● **WHAT YOU SHOULD DO**
Copy, from the entries below, each line where the word "ylabel" can be found.

= = = =

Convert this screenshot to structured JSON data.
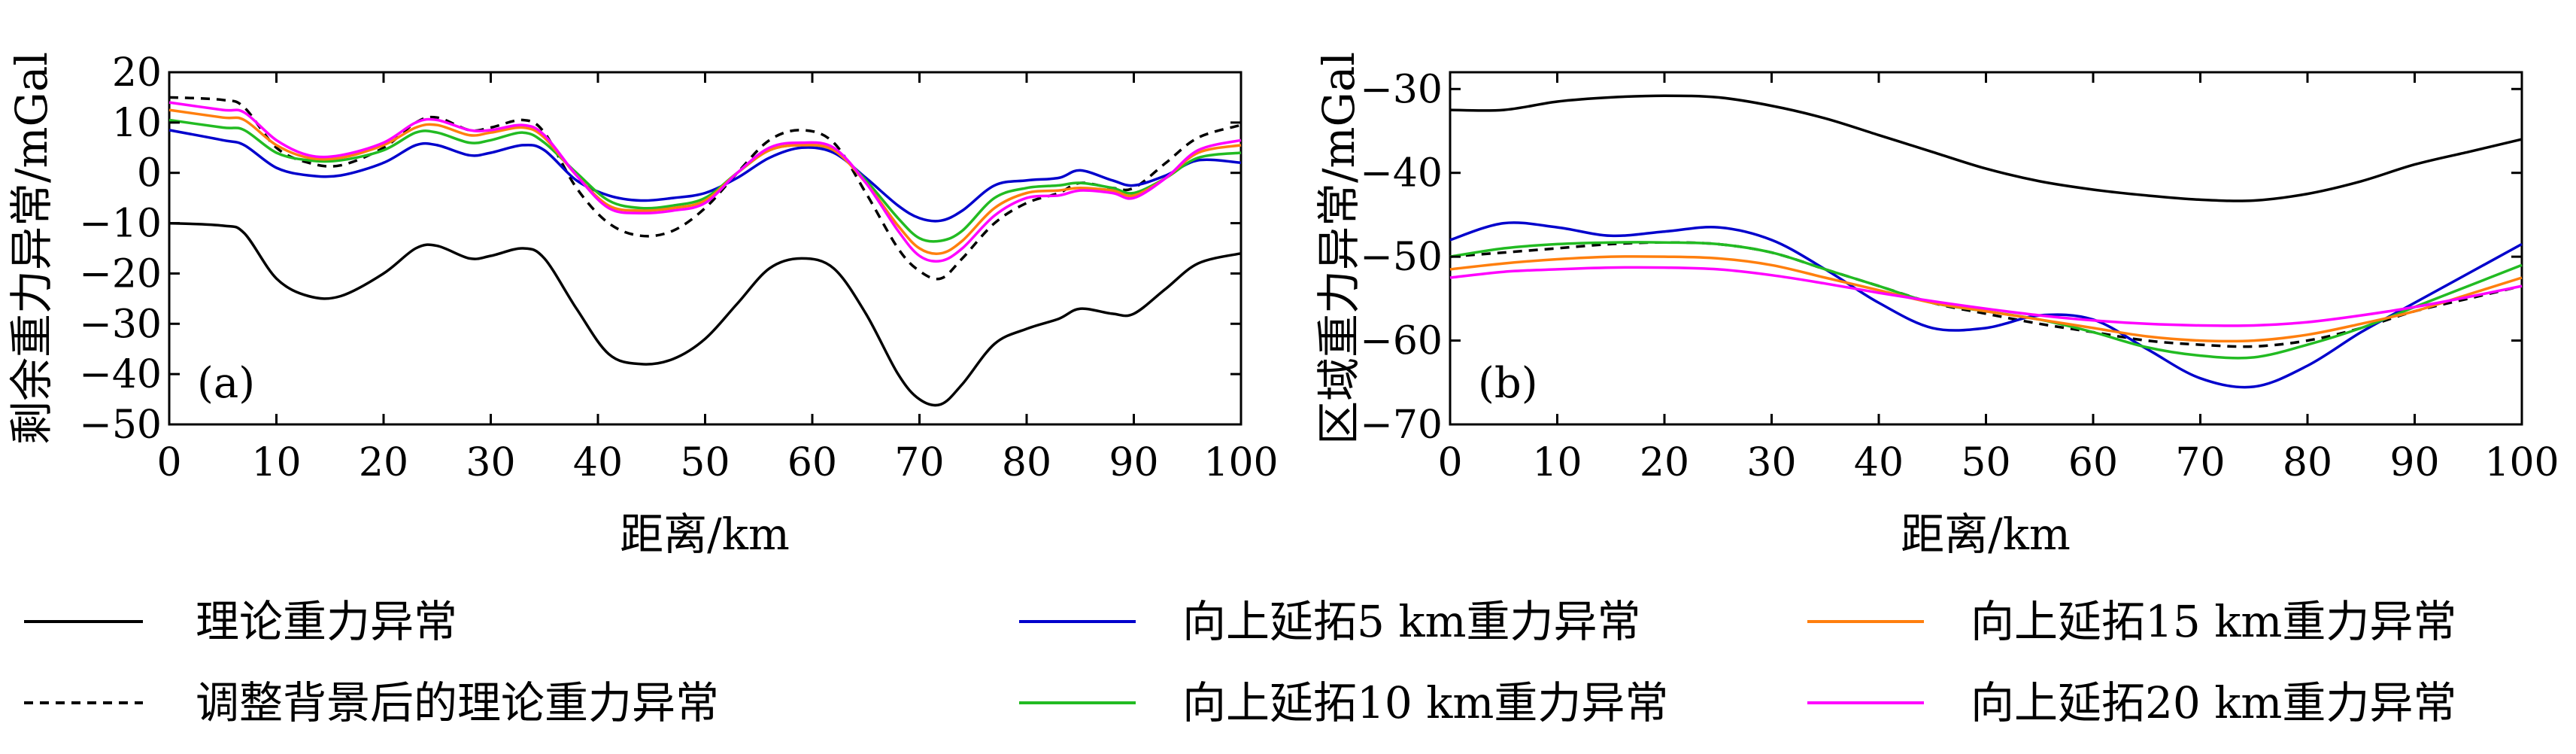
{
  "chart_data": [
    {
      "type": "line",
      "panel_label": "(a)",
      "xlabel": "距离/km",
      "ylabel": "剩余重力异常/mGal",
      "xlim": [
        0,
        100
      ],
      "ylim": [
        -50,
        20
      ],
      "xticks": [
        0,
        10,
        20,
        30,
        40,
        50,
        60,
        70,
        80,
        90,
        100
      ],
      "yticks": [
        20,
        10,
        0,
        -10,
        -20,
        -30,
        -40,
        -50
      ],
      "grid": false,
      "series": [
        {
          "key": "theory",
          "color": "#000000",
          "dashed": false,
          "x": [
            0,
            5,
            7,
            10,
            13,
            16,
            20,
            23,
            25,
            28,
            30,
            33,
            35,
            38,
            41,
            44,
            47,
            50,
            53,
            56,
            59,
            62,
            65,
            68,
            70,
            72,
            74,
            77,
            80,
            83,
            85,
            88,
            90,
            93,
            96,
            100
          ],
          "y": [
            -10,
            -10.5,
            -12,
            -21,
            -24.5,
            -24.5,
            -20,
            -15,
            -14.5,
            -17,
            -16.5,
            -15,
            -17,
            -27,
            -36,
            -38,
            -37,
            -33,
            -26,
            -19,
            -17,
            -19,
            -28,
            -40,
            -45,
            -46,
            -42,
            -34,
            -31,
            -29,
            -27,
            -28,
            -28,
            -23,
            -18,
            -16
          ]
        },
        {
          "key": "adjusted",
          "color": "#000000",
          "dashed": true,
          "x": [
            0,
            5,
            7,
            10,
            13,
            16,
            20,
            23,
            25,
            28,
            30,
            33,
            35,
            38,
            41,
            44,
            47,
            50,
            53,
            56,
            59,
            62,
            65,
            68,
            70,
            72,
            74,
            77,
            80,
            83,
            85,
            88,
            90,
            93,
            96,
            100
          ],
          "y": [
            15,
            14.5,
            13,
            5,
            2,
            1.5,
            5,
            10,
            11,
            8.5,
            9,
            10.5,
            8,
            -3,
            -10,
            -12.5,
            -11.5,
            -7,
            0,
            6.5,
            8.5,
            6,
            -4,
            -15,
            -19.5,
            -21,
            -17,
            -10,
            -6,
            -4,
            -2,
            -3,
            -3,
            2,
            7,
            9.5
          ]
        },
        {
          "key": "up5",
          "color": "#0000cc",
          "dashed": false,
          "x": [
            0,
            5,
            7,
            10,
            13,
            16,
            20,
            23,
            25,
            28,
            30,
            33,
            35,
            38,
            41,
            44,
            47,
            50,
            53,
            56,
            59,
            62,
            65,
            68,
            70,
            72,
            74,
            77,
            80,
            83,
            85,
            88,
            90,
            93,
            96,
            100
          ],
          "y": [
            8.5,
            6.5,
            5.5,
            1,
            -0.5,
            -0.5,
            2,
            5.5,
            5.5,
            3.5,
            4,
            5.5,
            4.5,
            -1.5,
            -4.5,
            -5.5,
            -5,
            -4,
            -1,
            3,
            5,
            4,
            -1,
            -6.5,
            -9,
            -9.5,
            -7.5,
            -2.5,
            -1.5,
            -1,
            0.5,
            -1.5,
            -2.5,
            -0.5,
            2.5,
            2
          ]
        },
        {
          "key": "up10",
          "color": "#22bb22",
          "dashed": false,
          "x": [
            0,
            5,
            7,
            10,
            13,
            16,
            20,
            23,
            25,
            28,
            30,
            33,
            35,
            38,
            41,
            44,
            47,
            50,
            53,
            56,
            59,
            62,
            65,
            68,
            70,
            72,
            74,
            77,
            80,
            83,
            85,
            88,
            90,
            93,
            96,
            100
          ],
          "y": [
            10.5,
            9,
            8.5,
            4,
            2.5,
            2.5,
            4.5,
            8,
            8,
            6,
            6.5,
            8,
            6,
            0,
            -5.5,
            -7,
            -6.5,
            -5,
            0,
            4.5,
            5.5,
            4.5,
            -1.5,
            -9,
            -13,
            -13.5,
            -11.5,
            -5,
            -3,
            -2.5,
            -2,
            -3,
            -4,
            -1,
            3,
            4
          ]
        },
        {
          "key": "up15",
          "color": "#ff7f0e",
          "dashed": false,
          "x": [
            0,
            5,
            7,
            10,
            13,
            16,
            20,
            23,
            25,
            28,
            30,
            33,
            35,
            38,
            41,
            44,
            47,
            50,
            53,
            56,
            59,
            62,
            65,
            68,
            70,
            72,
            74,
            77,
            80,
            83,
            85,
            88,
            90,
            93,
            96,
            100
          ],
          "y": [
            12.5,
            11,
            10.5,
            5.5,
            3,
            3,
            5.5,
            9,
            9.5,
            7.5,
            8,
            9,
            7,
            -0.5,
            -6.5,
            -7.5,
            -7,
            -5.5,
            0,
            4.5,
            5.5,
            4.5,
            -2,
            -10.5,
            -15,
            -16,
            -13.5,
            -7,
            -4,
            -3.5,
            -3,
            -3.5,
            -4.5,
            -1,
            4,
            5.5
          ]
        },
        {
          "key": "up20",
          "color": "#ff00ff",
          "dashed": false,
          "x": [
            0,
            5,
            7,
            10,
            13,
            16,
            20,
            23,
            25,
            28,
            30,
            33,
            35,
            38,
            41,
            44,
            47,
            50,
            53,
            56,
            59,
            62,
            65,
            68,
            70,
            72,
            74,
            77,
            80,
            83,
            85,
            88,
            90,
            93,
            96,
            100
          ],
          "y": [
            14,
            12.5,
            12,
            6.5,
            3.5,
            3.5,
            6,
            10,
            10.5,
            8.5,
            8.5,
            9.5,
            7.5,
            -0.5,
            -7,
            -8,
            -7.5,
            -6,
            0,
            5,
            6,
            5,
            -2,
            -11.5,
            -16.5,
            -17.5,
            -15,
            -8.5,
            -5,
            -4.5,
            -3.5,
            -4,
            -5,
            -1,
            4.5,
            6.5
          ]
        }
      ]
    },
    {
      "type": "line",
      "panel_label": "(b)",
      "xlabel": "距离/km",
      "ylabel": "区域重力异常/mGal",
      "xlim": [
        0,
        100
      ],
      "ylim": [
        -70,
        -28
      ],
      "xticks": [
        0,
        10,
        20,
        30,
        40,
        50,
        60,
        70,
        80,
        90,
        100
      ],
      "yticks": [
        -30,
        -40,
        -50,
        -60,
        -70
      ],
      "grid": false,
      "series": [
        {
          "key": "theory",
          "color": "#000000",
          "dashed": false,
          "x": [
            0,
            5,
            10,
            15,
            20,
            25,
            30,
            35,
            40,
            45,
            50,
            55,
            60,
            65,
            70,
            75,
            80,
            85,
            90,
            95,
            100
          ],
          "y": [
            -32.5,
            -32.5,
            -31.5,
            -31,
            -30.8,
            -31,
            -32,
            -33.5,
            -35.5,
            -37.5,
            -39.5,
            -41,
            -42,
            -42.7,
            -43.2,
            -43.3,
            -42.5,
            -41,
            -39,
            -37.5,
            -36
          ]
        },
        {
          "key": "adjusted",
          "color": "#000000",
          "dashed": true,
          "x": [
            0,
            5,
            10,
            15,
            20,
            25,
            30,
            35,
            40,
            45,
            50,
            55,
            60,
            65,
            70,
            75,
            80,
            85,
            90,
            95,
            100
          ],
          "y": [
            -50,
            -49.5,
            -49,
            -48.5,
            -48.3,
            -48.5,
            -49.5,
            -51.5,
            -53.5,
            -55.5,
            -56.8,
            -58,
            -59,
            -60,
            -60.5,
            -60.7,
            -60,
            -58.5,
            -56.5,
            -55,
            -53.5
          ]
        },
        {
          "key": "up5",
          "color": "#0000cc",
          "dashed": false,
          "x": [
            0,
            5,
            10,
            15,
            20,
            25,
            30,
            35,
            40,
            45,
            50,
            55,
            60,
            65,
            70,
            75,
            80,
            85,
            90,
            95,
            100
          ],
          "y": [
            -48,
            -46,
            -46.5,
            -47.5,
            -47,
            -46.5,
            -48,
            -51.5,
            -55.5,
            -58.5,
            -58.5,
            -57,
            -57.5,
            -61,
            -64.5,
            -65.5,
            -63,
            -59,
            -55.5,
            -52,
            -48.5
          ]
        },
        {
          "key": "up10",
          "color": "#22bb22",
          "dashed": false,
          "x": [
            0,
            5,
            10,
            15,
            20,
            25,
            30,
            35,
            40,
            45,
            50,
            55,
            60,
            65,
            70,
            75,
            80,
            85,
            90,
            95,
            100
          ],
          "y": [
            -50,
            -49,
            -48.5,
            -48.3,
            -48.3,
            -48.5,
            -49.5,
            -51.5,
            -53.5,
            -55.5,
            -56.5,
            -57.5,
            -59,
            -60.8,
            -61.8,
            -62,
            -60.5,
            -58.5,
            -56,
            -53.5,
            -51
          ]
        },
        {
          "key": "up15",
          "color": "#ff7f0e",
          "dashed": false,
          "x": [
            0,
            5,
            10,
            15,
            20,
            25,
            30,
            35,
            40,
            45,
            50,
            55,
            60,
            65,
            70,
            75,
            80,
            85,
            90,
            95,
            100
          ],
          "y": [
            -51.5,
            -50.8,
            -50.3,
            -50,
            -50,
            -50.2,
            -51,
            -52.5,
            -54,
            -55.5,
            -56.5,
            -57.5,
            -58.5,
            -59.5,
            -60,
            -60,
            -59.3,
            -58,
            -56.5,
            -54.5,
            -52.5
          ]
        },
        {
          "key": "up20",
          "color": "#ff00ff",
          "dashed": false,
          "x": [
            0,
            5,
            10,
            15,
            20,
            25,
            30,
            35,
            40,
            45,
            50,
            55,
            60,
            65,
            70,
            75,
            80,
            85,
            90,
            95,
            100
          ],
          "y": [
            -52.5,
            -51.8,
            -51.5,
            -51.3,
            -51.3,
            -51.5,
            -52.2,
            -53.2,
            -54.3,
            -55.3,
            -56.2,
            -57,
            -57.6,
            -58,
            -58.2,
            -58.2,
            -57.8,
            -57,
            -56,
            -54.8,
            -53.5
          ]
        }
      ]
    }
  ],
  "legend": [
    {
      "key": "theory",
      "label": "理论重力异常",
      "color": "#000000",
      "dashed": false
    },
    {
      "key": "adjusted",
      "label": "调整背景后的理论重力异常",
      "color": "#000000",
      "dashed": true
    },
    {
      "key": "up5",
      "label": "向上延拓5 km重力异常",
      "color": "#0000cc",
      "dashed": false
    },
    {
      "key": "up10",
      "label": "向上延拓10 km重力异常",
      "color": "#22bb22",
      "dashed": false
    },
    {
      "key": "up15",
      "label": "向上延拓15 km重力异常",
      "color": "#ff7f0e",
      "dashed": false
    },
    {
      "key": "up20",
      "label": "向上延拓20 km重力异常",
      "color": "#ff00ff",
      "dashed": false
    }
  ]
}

= = = =

● **RESULT OF THE TASK**
      "ylabel": "剩余重力异常/mGal",
      "ylabel": "区域重力异常/mGal",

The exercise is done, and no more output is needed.